## Begin

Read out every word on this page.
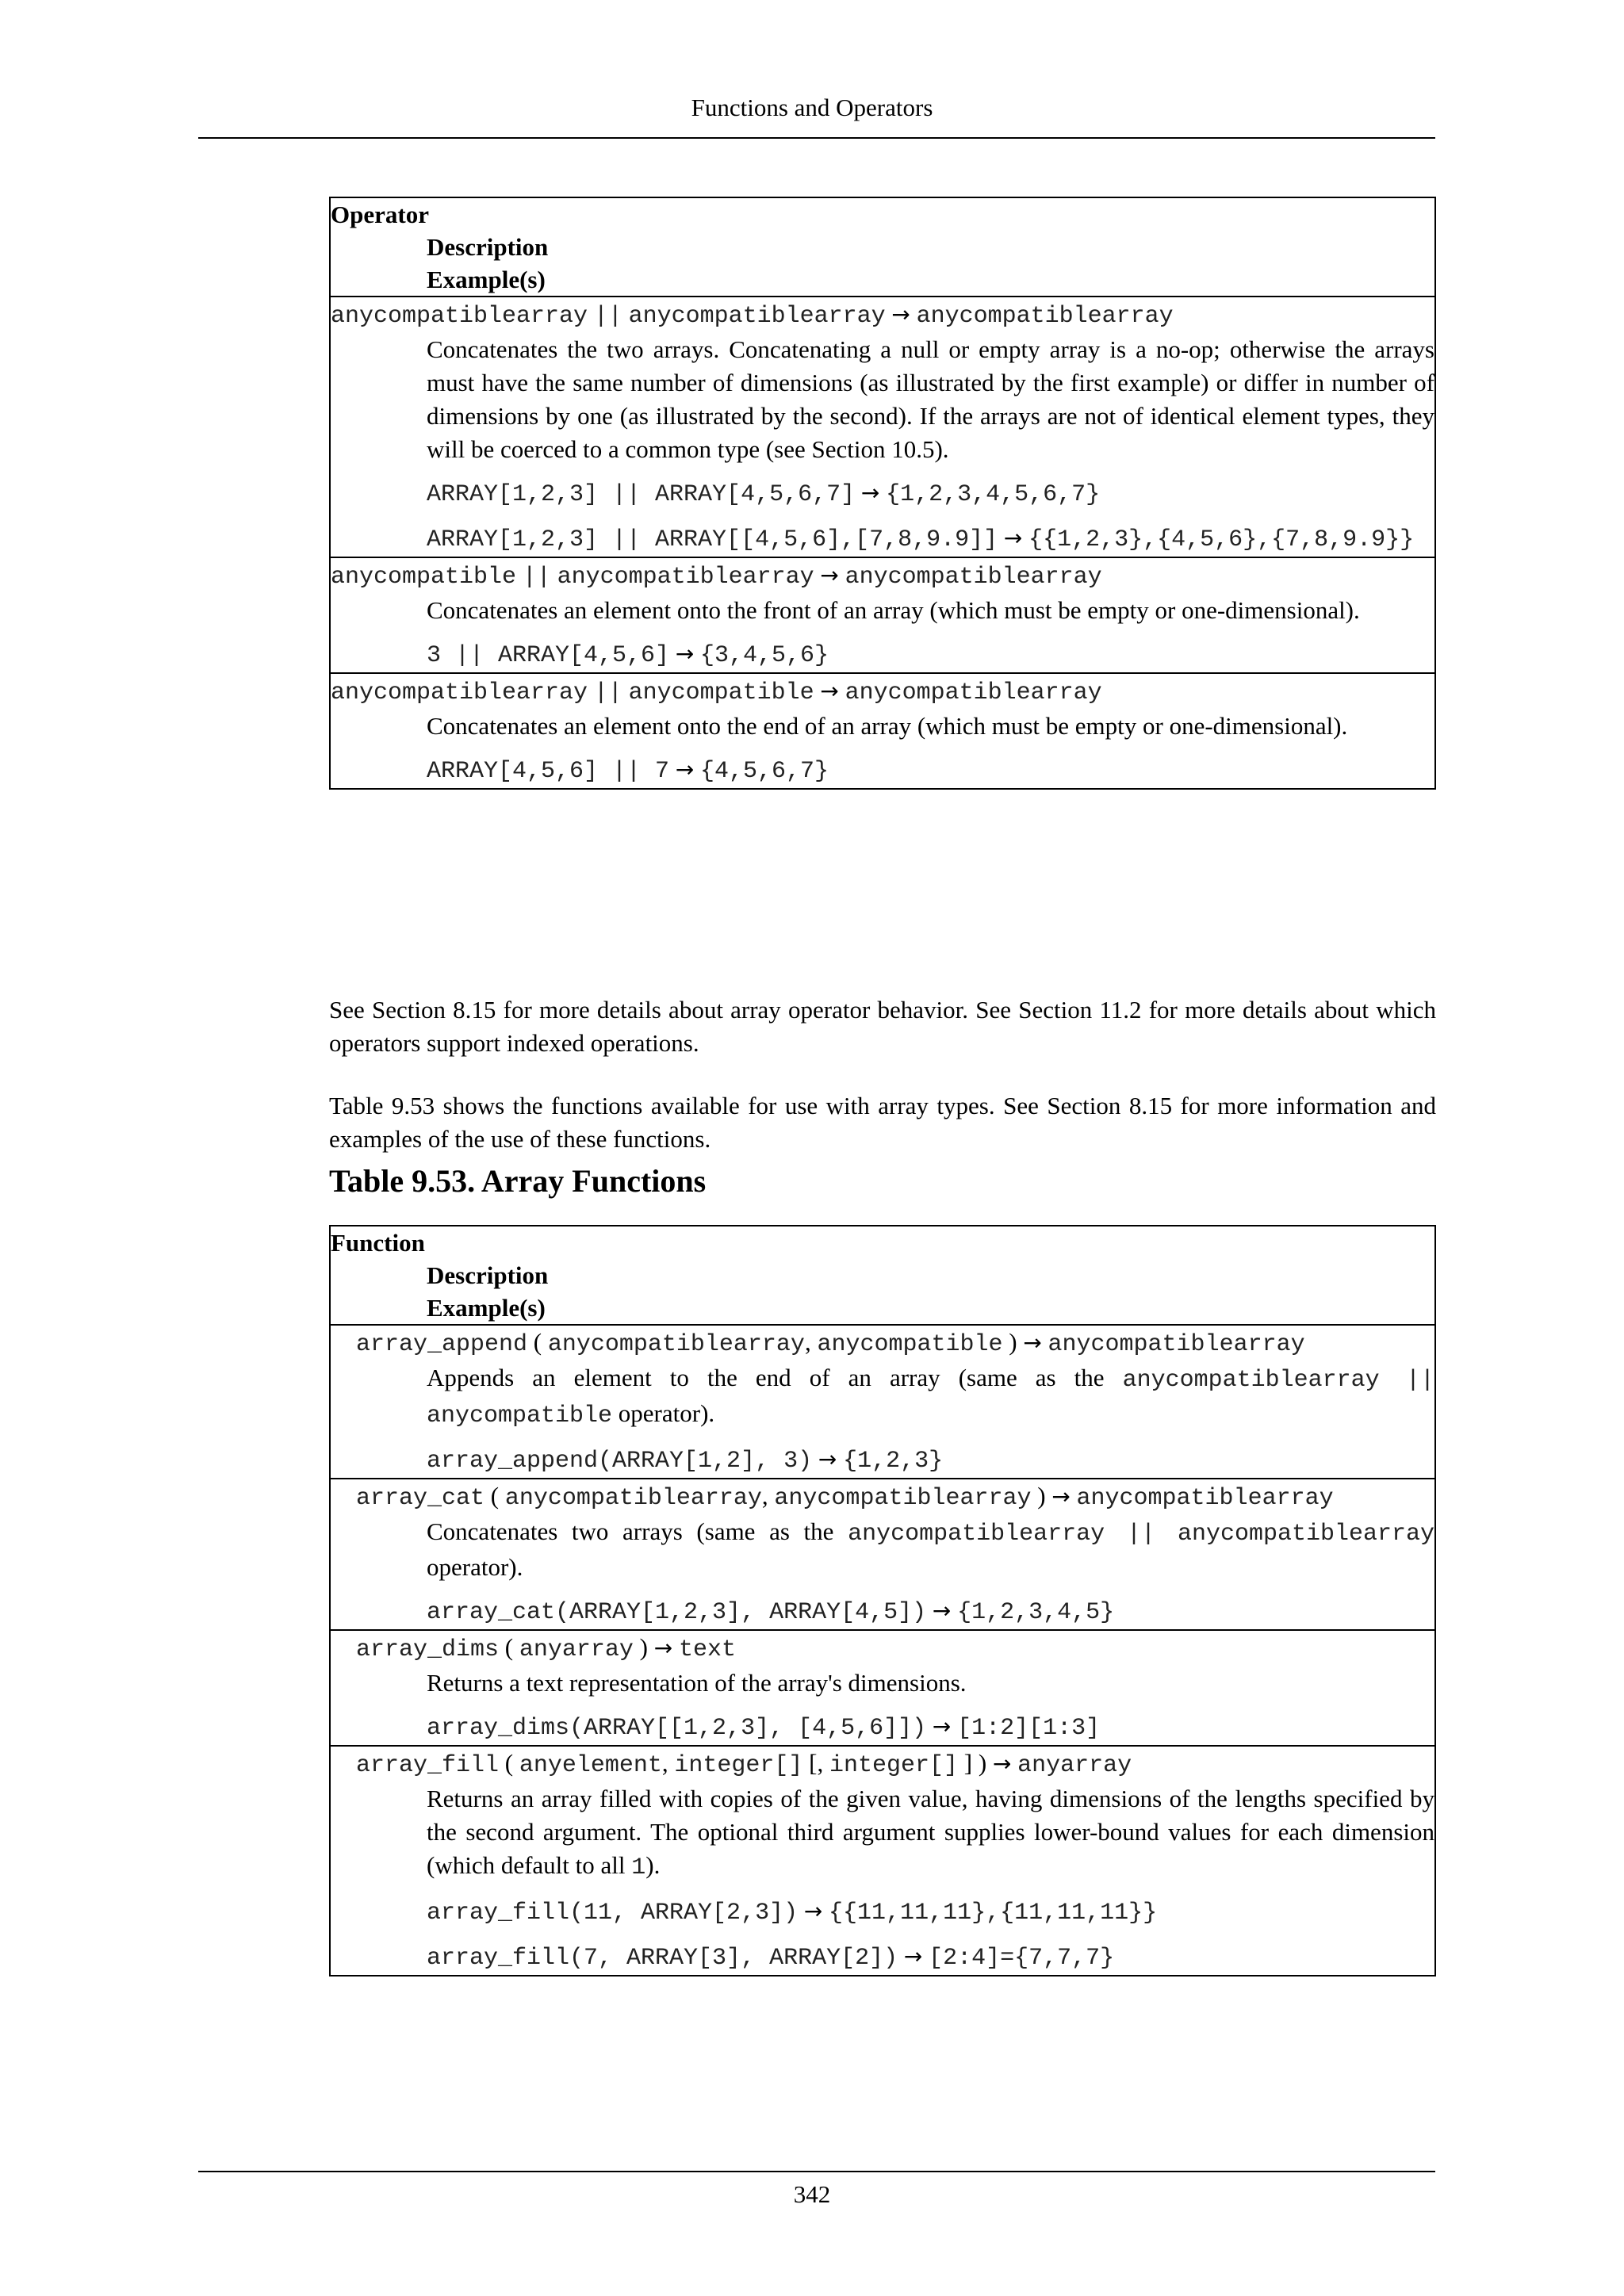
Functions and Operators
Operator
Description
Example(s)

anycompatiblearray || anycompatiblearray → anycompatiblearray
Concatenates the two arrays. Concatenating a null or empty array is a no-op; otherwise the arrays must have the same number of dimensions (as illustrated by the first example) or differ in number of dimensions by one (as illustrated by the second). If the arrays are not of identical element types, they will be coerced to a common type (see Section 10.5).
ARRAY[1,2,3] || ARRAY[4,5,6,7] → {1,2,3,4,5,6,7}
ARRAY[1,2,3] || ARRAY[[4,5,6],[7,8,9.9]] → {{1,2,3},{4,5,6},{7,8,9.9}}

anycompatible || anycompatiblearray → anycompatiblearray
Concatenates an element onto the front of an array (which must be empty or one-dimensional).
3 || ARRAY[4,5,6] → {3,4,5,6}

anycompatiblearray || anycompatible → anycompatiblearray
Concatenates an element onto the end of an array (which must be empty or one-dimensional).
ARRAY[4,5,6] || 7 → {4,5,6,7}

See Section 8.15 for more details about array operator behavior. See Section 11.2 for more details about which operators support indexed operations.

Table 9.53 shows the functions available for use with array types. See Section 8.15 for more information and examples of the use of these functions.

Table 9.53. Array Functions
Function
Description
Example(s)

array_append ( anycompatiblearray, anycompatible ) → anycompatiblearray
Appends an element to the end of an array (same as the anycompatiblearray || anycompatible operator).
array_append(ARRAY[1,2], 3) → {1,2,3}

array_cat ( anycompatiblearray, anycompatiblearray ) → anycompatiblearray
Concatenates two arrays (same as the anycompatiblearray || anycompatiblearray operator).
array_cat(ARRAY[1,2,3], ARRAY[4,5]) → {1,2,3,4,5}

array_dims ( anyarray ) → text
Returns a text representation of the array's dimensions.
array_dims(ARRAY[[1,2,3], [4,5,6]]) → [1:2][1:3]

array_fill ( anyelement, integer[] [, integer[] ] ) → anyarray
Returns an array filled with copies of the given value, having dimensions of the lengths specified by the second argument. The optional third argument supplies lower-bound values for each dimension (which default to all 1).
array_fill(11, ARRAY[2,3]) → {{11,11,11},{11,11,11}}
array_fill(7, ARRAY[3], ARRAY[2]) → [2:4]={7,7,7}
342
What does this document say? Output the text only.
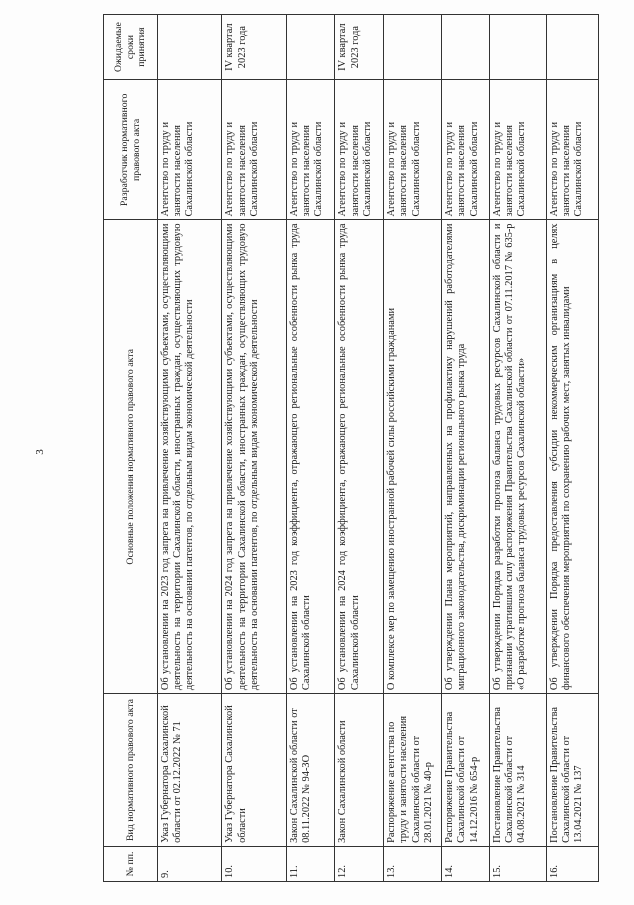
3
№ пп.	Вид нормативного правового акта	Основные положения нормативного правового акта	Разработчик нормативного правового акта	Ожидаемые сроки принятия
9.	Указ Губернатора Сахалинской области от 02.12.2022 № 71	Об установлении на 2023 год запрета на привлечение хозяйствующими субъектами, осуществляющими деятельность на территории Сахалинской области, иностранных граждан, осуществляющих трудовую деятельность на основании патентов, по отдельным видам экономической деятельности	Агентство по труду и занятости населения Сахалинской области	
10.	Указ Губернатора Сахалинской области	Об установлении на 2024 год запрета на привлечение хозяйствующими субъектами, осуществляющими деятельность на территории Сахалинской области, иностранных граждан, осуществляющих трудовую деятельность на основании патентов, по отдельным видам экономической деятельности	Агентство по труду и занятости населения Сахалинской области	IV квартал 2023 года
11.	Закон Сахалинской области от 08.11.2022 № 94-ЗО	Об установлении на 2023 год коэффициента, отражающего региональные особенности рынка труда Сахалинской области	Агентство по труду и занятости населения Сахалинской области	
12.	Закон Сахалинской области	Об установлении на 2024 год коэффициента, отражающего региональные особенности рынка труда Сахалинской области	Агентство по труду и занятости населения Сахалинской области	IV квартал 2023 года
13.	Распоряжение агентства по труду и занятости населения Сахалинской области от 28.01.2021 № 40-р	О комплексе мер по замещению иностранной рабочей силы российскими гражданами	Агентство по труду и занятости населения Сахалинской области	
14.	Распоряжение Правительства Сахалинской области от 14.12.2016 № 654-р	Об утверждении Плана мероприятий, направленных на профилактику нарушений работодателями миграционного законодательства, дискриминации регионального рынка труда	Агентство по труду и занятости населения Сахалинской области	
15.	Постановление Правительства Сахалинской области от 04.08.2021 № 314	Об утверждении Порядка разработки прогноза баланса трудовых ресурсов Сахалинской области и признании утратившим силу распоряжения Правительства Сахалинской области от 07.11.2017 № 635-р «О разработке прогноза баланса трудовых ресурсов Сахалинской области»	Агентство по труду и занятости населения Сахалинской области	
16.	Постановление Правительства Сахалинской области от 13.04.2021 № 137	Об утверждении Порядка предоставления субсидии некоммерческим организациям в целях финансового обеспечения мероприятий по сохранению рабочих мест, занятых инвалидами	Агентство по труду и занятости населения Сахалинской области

## End

Your task: Images in the data above are to be skipped. Retype all other material exactly.

Reply:
Read out every word on this page.
Functions and Operators
Operator
Description
Example(s)

anycompatiblearray || anycompatiblearray → anycompatiblearray
Concatenates the two arrays. Concatenating a null or empty array is a no-op; otherwise the arrays must have the same number of dimensions (as illustrated by the first example) or differ in number of dimensions by one (as illustrated by the second). If the arrays are not of identical element types, they will be coerced to a common type (see Section 10.5).
ARRAY[1,2,3] || ARRAY[4,5,6,7] → {1,2,3,4,5,6,7}
ARRAY[1,2,3] || ARRAY[[4,5,6],[7,8,9.9]] → {{1,2,3},{4,5,6},{7,8,9.9}}

anycompatible || anycompatiblearray → anycompatiblearray
Concatenates an element onto the front of an array (which must be empty or one-dimensional).
3 || ARRAY[4,5,6] → {3,4,5,6}

anycompatiblearray || anycompatible → anycompatiblearray
Concatenates an element onto the end of an array (which must be empty or one-dimensional).
ARRAY[4,5,6] || 7 → {4,5,6,7}

See Section 8.15 for more details about array operator behavior. See Section 11.2 for more details about which operators support indexed operations.

Table 9.53 shows the functions available for use with array types. See Section 8.15 for more information and examples of the use of these functions.

Table 9.53. Array Functions
Function
Description
Example(s)

array_append ( anycompatiblearray, anycompatible ) → anycompatiblearray
Appends an element to the end of an array (same as the anycompatiblearray || anycompatible operator).
array_append(ARRAY[1,2], 3) → {1,2,3}

array_cat ( anycompatiblearray, anycompatiblearray ) → anycompatiblearray
Concatenates two arrays (same as the anycompatiblearray || anycompatiblearray operator).
array_cat(ARRAY[1,2,3], ARRAY[4,5]) → {1,2,3,4,5}

array_dims ( anyarray ) → text
Returns a text representation of the array's dimensions.
array_dims(ARRAY[[1,2,3], [4,5,6]]) → [1:2][1:3]

array_fill ( anyelement, integer[] [, integer[] ] ) → anyarray
Returns an array filled with copies of the given value, having dimensions of the lengths specified by the second argument. The optional third argument supplies lower-bound values for each dimension (which default to all 1).
array_fill(11, ARRAY[2,3]) → {{11,11,11},{11,11,11}}
array_fill(7, ARRAY[3], ARRAY[2]) → [2:4]={7,7,7}
342
What does this document say? Output the text only.
3
№ пп.	Вид нормативного правового акта	Основные положения нормативного правового акта	Разработчик нормативного правового акта	Ожидаемые сроки принятия
9.	Указ Губернатора Сахалинской области от 02.12.2022 № 71	Об установлении на 2023 год запрета на привлечение хозяйствующими субъектами, осуществляющими деятельность на территории Сахалинской области, иностранных граждан, осуществляющих трудовую деятельность на основании патентов, по отдельным видам экономической деятельности	Агентство по труду и занятости населения Сахалинской области	
10.	Указ Губернатора Сахалинской области	Об установлении на 2024 год запрета на привлечение хозяйствующими субъектами, осуществляющими деятельность на территории Сахалинской области, иностранных граждан, осуществляющих трудовую деятельность на основании патентов, по отдельным видам экономической деятельности	Агентство по труду и занятости населения Сахалинской области	IV квартал 2023 года
11.	Закон Сахалинской области от 08.11.2022 № 94-ЗО	Об установлении на 2023 год коэффициента, отражающего региональные особенности рынка труда Сахалинской области	Агентство по труду и занятости населения Сахалинской области	
12.	Закон Сахалинской области	Об установлении на 2024 год коэффициента, отражающего региональные особенности рынка труда Сахалинской области	Агентство по труду и занятости населения Сахалинской области	IV квартал 2023 года
13.	Распоряжение агентства по труду и занятости населения Сахалинской области от 28.01.2021 № 40-р	О комплексе мер по замещению иностранной рабочей силы российскими гражданами	Агентство по труду и занятости населения Сахалинской области	
14.	Распоряжение Правительства Сахалинской области от 14.12.2016 № 654-р	Об утверждении Плана мероприятий, направленных на профилактику нарушений работодателями миграционного законодательства, дискриминации регионального рынка труда	Агентство по труду и занятости населения Сахалинской области	
15.	Постановление Правительства Сахалинской области от 04.08.2021 № 314	Об утверждении Порядка разработки прогноза баланса трудовых ресурсов Сахалинской области и признании утратившим силу распоряжения Правительства Сахалинской области от 07.11.2017 № 635-р «О разработке прогноза баланса трудовых ресурсов Сахалинской области»	Агентство по труду и занятости населения Сахалинской области	
16.	Постановление Правительства Сахалинской области от 13.04.2021 № 137	Об утверждении Порядка предоставления субсидии некоммерческим организациям в целях финансового обеспечения мероприятий по сохранению рабочих мест, занятых инвалидами	Агентство по труду и занятости населения Сахалинской области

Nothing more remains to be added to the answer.